→ Data records:
★ ★ ★ ★ ★ ★ ★

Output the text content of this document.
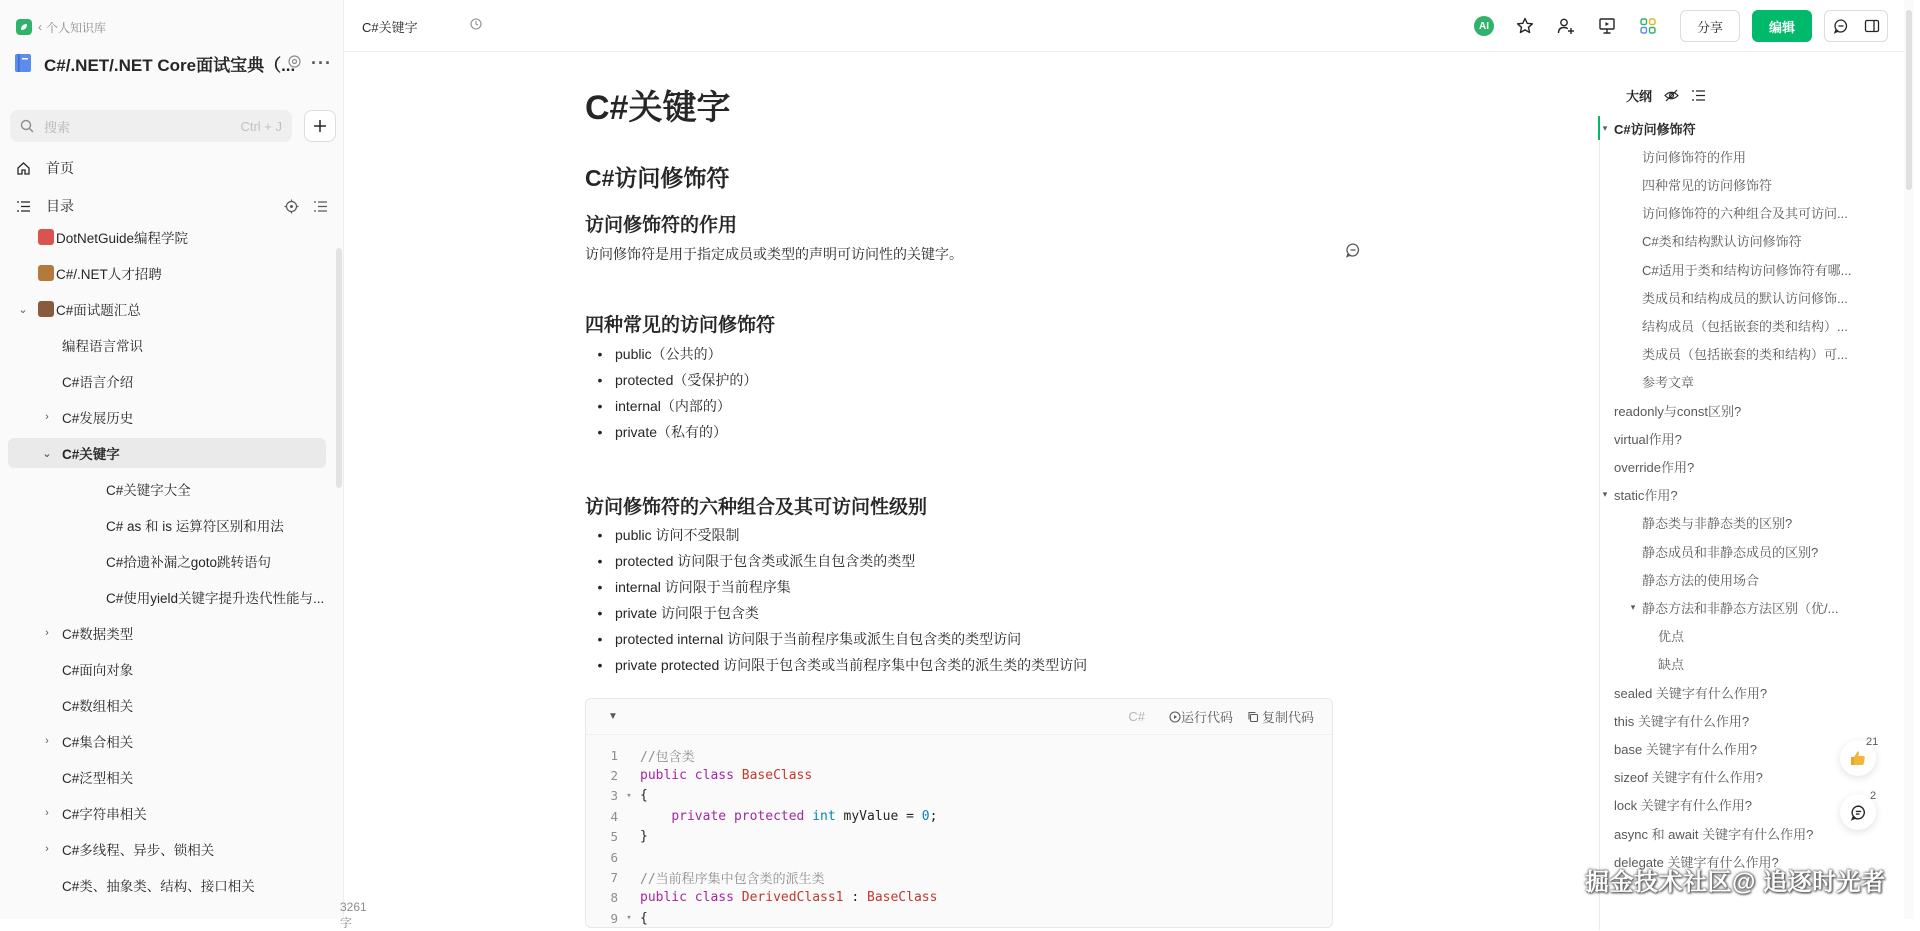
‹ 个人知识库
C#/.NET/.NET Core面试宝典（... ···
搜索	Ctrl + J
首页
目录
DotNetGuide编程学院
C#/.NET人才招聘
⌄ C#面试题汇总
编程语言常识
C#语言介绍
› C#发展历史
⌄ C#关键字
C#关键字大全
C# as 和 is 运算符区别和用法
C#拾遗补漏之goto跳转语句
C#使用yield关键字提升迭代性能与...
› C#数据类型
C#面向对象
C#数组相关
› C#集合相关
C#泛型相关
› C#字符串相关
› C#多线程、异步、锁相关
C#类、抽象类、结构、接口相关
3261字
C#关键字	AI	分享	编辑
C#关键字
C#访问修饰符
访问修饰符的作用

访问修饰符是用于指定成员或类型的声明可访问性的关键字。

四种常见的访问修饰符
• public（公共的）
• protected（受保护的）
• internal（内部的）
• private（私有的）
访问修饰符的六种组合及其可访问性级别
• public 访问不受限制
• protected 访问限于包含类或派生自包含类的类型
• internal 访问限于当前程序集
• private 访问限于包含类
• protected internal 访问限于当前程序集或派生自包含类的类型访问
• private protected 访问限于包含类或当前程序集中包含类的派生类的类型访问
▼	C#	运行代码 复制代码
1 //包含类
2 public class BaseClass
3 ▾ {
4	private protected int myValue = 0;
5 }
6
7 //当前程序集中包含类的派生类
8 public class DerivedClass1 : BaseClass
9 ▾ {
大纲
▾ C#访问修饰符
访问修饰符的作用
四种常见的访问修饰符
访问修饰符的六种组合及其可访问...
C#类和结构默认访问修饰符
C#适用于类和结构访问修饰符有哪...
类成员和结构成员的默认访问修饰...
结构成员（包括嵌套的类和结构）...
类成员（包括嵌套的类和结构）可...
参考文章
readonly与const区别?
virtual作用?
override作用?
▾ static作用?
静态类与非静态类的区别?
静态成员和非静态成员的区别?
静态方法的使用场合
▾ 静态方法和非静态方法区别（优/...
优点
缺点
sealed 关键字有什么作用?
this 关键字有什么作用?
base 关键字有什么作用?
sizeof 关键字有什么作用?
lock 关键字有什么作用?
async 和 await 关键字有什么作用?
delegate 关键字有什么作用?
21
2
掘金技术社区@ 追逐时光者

★ ★ ★ ★ ★ ★ ★

→ The problem: Replicate the material above verbatim; images stay out of the copy.

→ Completed exercise:
Output the text content of this document.
‹ 个人知识库
C#/.NET/.NET Core面试宝典（... ···
搜索	Ctrl + J
首页
目录
DotNetGuide编程学院
C#/.NET人才招聘
⌄ C#面试题汇总
编程语言常识
C#语言介绍
› C#发展历史
⌄ C#关键字
C#关键字大全
C# as 和 is 运算符区别和用法
C#拾遗补漏之goto跳转语句
C#使用yield关键字提升迭代性能与...
› C#数据类型
C#面向对象
C#数组相关
› C#集合相关
C#泛型相关
› C#字符串相关
› C#多线程、异步、锁相关
C#类、抽象类、结构、接口相关
3261字
C#关键字	AI	分享	编辑
C#关键字
C#访问修饰符
访问修饰符的作用

访问修饰符是用于指定成员或类型的声明可访问性的关键字。

四种常见的访问修饰符
• public（公共的）
• protected（受保护的）
• internal（内部的）
• private（私有的）
访问修饰符的六种组合及其可访问性级别
• public 访问不受限制
• protected 访问限于包含类或派生自包含类的类型
• internal 访问限于当前程序集
• private 访问限于包含类
• protected internal 访问限于当前程序集或派生自包含类的类型访问
• private protected 访问限于包含类或当前程序集中包含类的派生类的类型访问
▼	C#	运行代码 复制代码
1 //包含类
2 public class BaseClass
3 ▾ {
4	private protected int myValue = 0;
5 }
6
7 //当前程序集中包含类的派生类
8 public class DerivedClass1 : BaseClass
9 ▾ {
大纲
▾ C#访问修饰符
访问修饰符的作用
四种常见的访问修饰符
访问修饰符的六种组合及其可访问...
C#类和结构默认访问修饰符
C#适用于类和结构访问修饰符有哪...
类成员和结构成员的默认访问修饰...
结构成员（包括嵌套的类和结构）...
类成员（包括嵌套的类和结构）可...
参考文章
readonly与const区别?
virtual作用?
override作用?
▾ static作用?
静态类与非静态类的区别?
静态成员和非静态成员的区别?
静态方法的使用场合
▾ 静态方法和非静态方法区别（优/...
优点
缺点
sealed 关键字有什么作用?
this 关键字有什么作用?
base 关键字有什么作用?
sizeof 关键字有什么作用?
lock 关键字有什么作用?
async 和 await 关键字有什么作用?
delegate 关键字有什么作用?
21
2
掘金技术社区@ 追逐时光者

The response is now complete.